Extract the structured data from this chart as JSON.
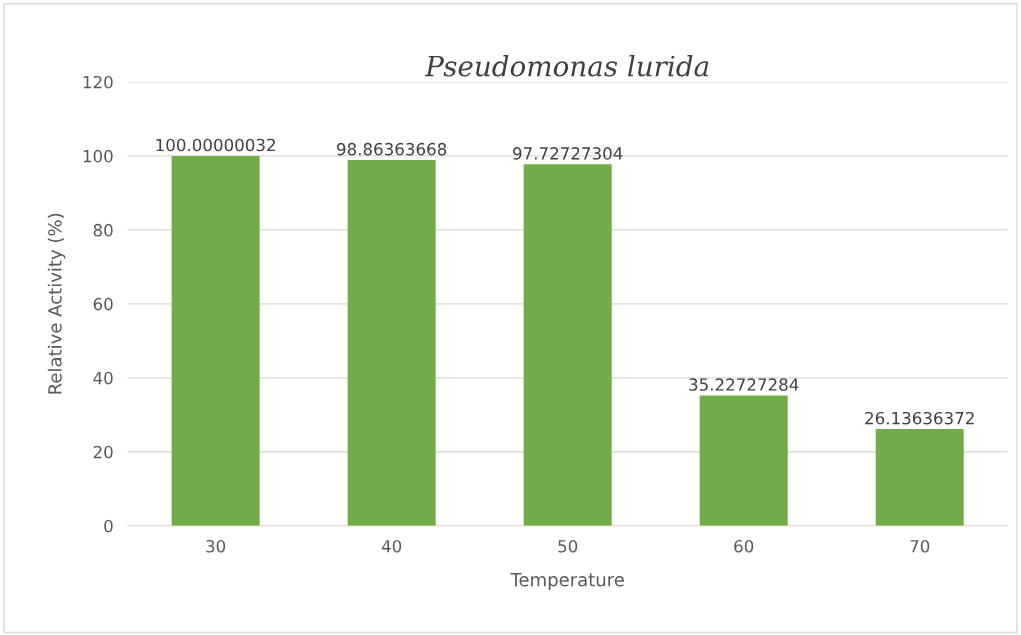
{
  "chart_data": {
    "type": "bar",
    "title": "Pseudomonas lurida",
    "xlabel": "Temperature",
    "ylabel": "Relative Activity (%)",
    "categories": [
      "30",
      "40",
      "50",
      "60",
      "70"
    ],
    "values": [
      100.00000032,
      98.86363668,
      97.72727304,
      35.22727284,
      26.13636372
    ],
    "color": "#70ad47",
    "ylim": [
      0,
      120
    ],
    "yticks": [
      0,
      20,
      40,
      60,
      80,
      100,
      120
    ],
    "grid": "y",
    "data_labels": true,
    "legend": false
  }
}
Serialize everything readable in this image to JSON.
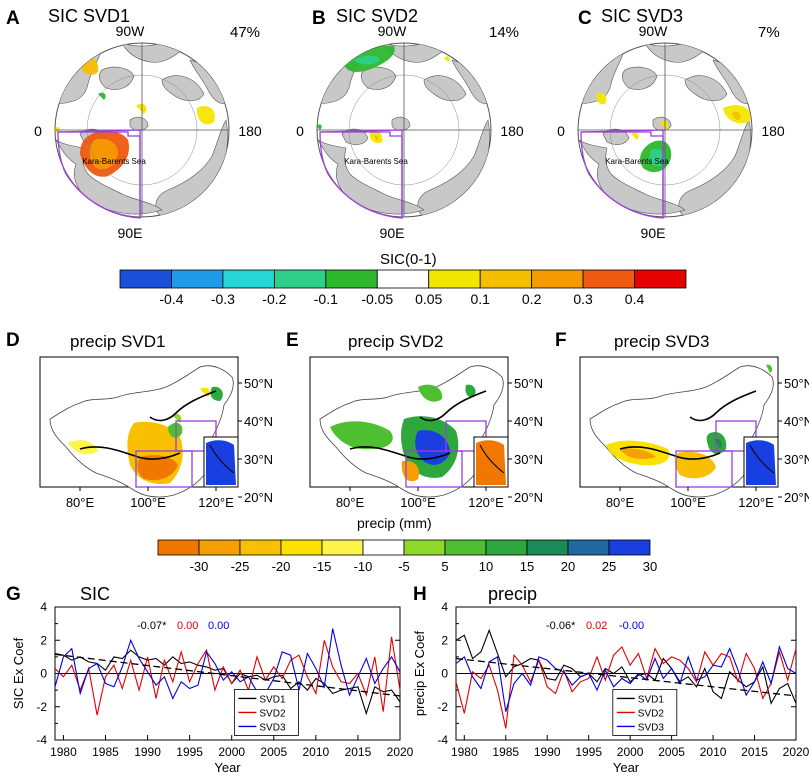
{
  "sic_maps": [
    {
      "letter": "A",
      "title": "SIC SVD1",
      "pct": "47%",
      "pattern": "svd1"
    },
    {
      "letter": "B",
      "title": "SIC SVD2",
      "pct": "14%",
      "pattern": "svd2"
    },
    {
      "letter": "C",
      "title": "SIC SVD3",
      "pct": "7%",
      "pattern": "svd3"
    }
  ],
  "polar_labels": {
    "top": "90W",
    "left": "0",
    "right": "180",
    "bottom": "90E",
    "region": "Kara-Barents Sea"
  },
  "sic_colorbar": {
    "title": "SIC(0-1)",
    "colors": [
      "#1a4fdc",
      "#1e9be8",
      "#26d6d6",
      "#2ecf8a",
      "#2db82d",
      "#ffffff",
      "#f2e600",
      "#f5bf00",
      "#f59a00",
      "#ee5a10",
      "#e60000"
    ],
    "ticks": [
      "-0.4",
      "-0.3",
      "-0.2",
      "-0.1",
      "-0.05",
      "0.05",
      "0.1",
      "0.2",
      "0.3",
      "0.4"
    ]
  },
  "precip_maps": [
    {
      "letter": "D",
      "title": "precip SVD1",
      "pattern": "p1"
    },
    {
      "letter": "E",
      "title": "precip SVD2",
      "pattern": "p2"
    },
    {
      "letter": "F",
      "title": "precip SVD3",
      "pattern": "p3"
    }
  ],
  "china_axes": {
    "lat_labels": [
      "50°N",
      "40°N",
      "30°N",
      "20°N"
    ],
    "lon_labels": [
      "80°E",
      "100°E",
      "120°E"
    ]
  },
  "precip_colorbar": {
    "title": "precip (mm)",
    "colors": [
      "#f07800",
      "#f5a000",
      "#f8c000",
      "#fbe000",
      "#fff44a",
      "#ffffff",
      "#8fd82a",
      "#4fbf32",
      "#2ea83e",
      "#1a8a56",
      "#1e6aa0",
      "#1a3fe0"
    ],
    "ticks": [
      "-30",
      "-25",
      "-20",
      "-15",
      "-10",
      "-5",
      "5",
      "10",
      "15",
      "20",
      "25",
      "30"
    ]
  },
  "chart_data": [
    {
      "letter": "G",
      "type": "line",
      "title": "SIC",
      "xlabel": "Year",
      "ylabel": "SIC Ex Coef",
      "xlim": [
        1979,
        2020
      ],
      "ylim": [
        -4,
        4
      ],
      "xticks": [
        "1980",
        "1985",
        "1990",
        "1995",
        "2000",
        "2005",
        "2010",
        "2015",
        "2020"
      ],
      "yticks": [
        "4",
        "2",
        "0",
        "-2",
        "-4"
      ],
      "trend_labels": [
        {
          "text": "-0.07*",
          "color": "#000000"
        },
        {
          "text": "0.00",
          "color": "#e00000"
        },
        {
          "text": "0.00",
          "color": "#0000e0"
        }
      ],
      "x": [
        1979,
        1980,
        1981,
        1982,
        1983,
        1984,
        1985,
        1986,
        1987,
        1988,
        1989,
        1990,
        1991,
        1992,
        1993,
        1994,
        1995,
        1996,
        1997,
        1998,
        1999,
        2000,
        2001,
        2002,
        2003,
        2004,
        2005,
        2006,
        2007,
        2008,
        2009,
        2010,
        2011,
        2012,
        2013,
        2014,
        2015,
        2016,
        2017,
        2018,
        2019,
        2020
      ],
      "series": [
        {
          "name": "SVD1",
          "color": "#000000",
          "values": [
            1.2,
            1.1,
            0.8,
            1.0,
            0.7,
            0.6,
            0.2,
            1.0,
            0.9,
            1.4,
            1.0,
            0.8,
            0.9,
            0.5,
            1.0,
            0.6,
            0.7,
            0.5,
            0.4,
            0.2,
            0.3,
            -0.6,
            0.0,
            -0.2,
            -0.1,
            -0.4,
            -0.2,
            -0.1,
            -0.9,
            -0.5,
            -1.0,
            -0.3,
            -0.6,
            -1.2,
            -1.0,
            -0.9,
            -0.8,
            -2.4,
            -0.8,
            -1.1,
            -1.0,
            -1.7
          ]
        },
        {
          "name": "SVD2",
          "color": "#e00000",
          "values": [
            0.3,
            -0.2,
            0.5,
            -1.0,
            0.3,
            -2.5,
            -0.2,
            0.5,
            -0.9,
            0.8,
            -1.0,
            1.0,
            -1.5,
            0.8,
            -0.5,
            1.3,
            -0.5,
            0.6,
            1.4,
            -1.0,
            0.4,
            -0.6,
            0.2,
            -1.0,
            1.0,
            -0.4,
            0.4,
            -0.3,
            0.8,
            1.1,
            -0.2,
            -1.2,
            2.0,
            0.4,
            -0.5,
            -0.6,
            0.0,
            -1.3,
            1.0,
            -2.3,
            2.2,
            -1.0
          ]
        },
        {
          "name": "SVD3",
          "color": "#0000e0",
          "values": [
            -0.8,
            1.0,
            1.5,
            -1.2,
            0.3,
            0.6,
            -0.6,
            -0.8,
            0.4,
            2.0,
            0.9,
            0.1,
            -0.7,
            -0.2,
            -1.5,
            -0.5,
            -0.9,
            -0.7,
            1.3,
            0.6,
            -0.4,
            0.1,
            -0.5,
            -0.2,
            -1.1,
            -1.2,
            -0.3,
            1.3,
            1.1,
            -1.0,
            1.2,
            0.3,
            -0.8,
            2.7,
            0.5,
            -1.3,
            -0.2,
            0.9,
            -0.6,
            0.3,
            1.0,
            0.1
          ]
        }
      ],
      "trend": {
        "name": "SVD1 trend",
        "color": "#000000",
        "start": 1.15,
        "end": -1.35
      },
      "legend": {
        "placement": "bottom-center",
        "items": [
          "SVD1",
          "SVD2",
          "SVD3"
        ]
      }
    },
    {
      "letter": "H",
      "type": "line",
      "title": "precip",
      "xlabel": "Year",
      "ylabel": "precip Ex Coef",
      "xlim": [
        1979,
        2020
      ],
      "ylim": [
        -4,
        4
      ],
      "xticks": [
        "1980",
        "1985",
        "1990",
        "1995",
        "2000",
        "2005",
        "2010",
        "2015",
        "2020"
      ],
      "yticks": [
        "4",
        "2",
        "0",
        "-2",
        "-4"
      ],
      "trend_labels": [
        {
          "text": "-0.06*",
          "color": "#000000"
        },
        {
          "text": "0.02",
          "color": "#e00000"
        },
        {
          "text": "-0.00",
          "color": "#0000e0"
        }
      ],
      "x": [
        1979,
        1980,
        1981,
        1982,
        1983,
        1984,
        1985,
        1986,
        1987,
        1988,
        1989,
        1990,
        1991,
        1992,
        1993,
        1994,
        1995,
        1996,
        1997,
        1998,
        1999,
        2000,
        2001,
        2002,
        2003,
        2004,
        2005,
        2006,
        2007,
        2008,
        2009,
        2010,
        2011,
        2012,
        2013,
        2014,
        2015,
        2016,
        2017,
        2018,
        2019,
        2020
      ],
      "series": [
        {
          "name": "SVD1",
          "color": "#000000",
          "values": [
            2.0,
            2.3,
            0.9,
            1.3,
            2.6,
            1.2,
            -0.2,
            0.4,
            0.6,
            0.9,
            0.8,
            -0.3,
            -0.4,
            0.5,
            0.3,
            -0.2,
            0.0,
            -0.5,
            0.3,
            0.0,
            0.4,
            -0.5,
            -0.1,
            0.0,
            -0.4,
            0.9,
            0.3,
            -0.5,
            -0.2,
            -0.8,
            0.3,
            -1.1,
            -1.5,
            0.1,
            -0.4,
            -0.8,
            -0.5,
            0.4,
            -1.8,
            -0.9,
            -0.6,
            -1.8
          ]
        },
        {
          "name": "SVD2",
          "color": "#e00000",
          "values": [
            -0.5,
            -2.4,
            0.1,
            -0.3,
            0.5,
            -1.0,
            -3.3,
            1.1,
            0.5,
            -0.5,
            0.8,
            -0.8,
            -1.2,
            0.2,
            -1.1,
            -0.5,
            -0.3,
            1.0,
            -0.4,
            1.1,
            1.6,
            0.5,
            1.2,
            -0.3,
            1.5,
            0.6,
            1.0,
            0.8,
            0.3,
            -0.5,
            1.3,
            0.5,
            1.2,
            1.0,
            -0.5,
            1.2,
            0.3,
            -1.5,
            -0.6,
            1.3,
            -0.4,
            1.5
          ]
        },
        {
          "name": "SVD3",
          "color": "#0000e0",
          "values": [
            0.6,
            1.0,
            -0.2,
            -0.9,
            0.7,
            1.0,
            -2.3,
            -0.6,
            0.0,
            -0.7,
            1.0,
            0.8,
            0.3,
            0.1,
            -0.7,
            -0.2,
            0.0,
            -1.0,
            0.2,
            -0.8,
            -0.3,
            -0.6,
            0.0,
            -0.4,
            0.9,
            -0.3,
            0.3,
            -0.6,
            1.0,
            -0.4,
            -0.2,
            0.5,
            0.4,
            1.5,
            0.2,
            -1.3,
            -0.5,
            0.7,
            -0.6,
            1.6,
            0.3,
            0.0
          ]
        }
      ],
      "trend": {
        "name": "SVD1 trend",
        "color": "#000000",
        "start": 0.9,
        "end": -1.35
      },
      "legend": {
        "placement": "bottom-center",
        "items": [
          "SVD1",
          "SVD2",
          "SVD3"
        ]
      }
    }
  ]
}
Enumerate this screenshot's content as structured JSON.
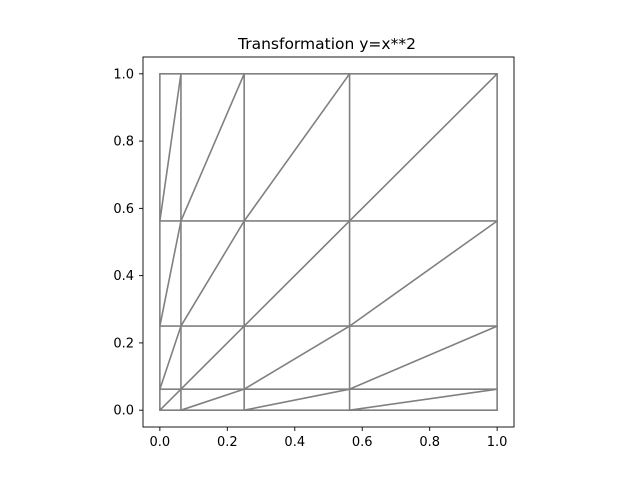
{
  "chart_data": {
    "type": "line",
    "title": "Transformation y=x**2",
    "xlabel": "",
    "ylabel": "",
    "xlim": [
      -0.05,
      1.05
    ],
    "ylim": [
      -0.05,
      1.05
    ],
    "xticks": [
      0.0,
      0.2,
      0.4,
      0.6,
      0.8,
      1.0
    ],
    "xtick_labels": [
      "0.0",
      "0.2",
      "0.4",
      "0.6",
      "0.8",
      "1.0"
    ],
    "yticks": [
      0.0,
      0.2,
      0.4,
      0.6,
      0.8,
      1.0
    ],
    "ytick_labels": [
      "0.0",
      "0.2",
      "0.4",
      "0.6",
      "0.8",
      "1.0"
    ],
    "grid": false,
    "line_color": "#808080",
    "mesh": {
      "nodes_x": [
        0.0,
        0.0625,
        0.25,
        0.5625,
        1.0
      ],
      "nodes_y": [
        0.0,
        0.0625,
        0.25,
        0.5625,
        1.0
      ],
      "triangulation": "each cell split by diagonal from lower-left to upper-right"
    }
  }
}
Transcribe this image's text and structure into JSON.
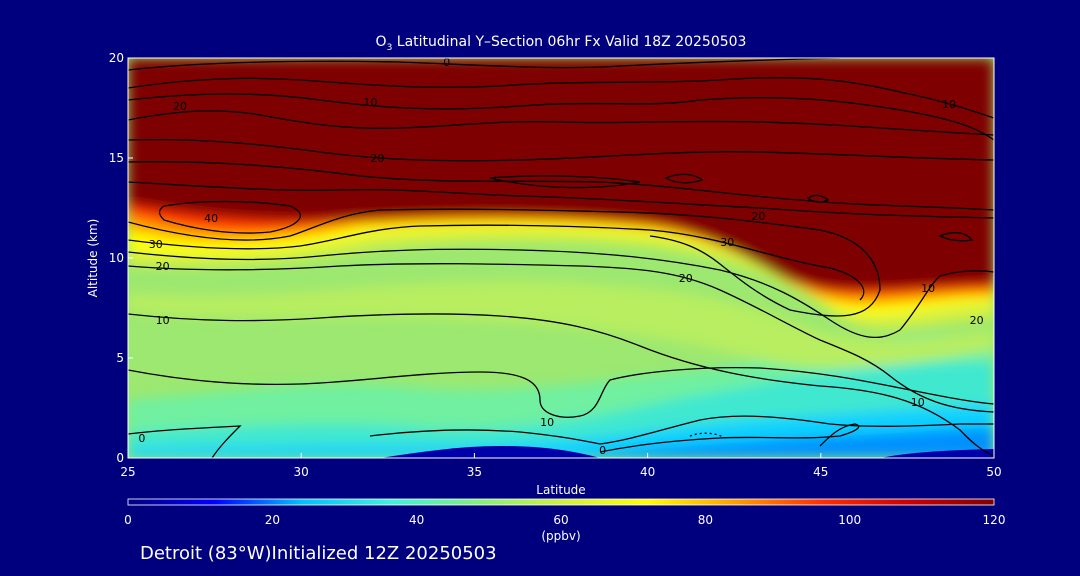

# # # # #

Using the entries above, return each line that includes the word "from".

Extract the structured data from this chart as JSON.
      "triangulation": "each cell split by diagonal from lower-left to upper-right"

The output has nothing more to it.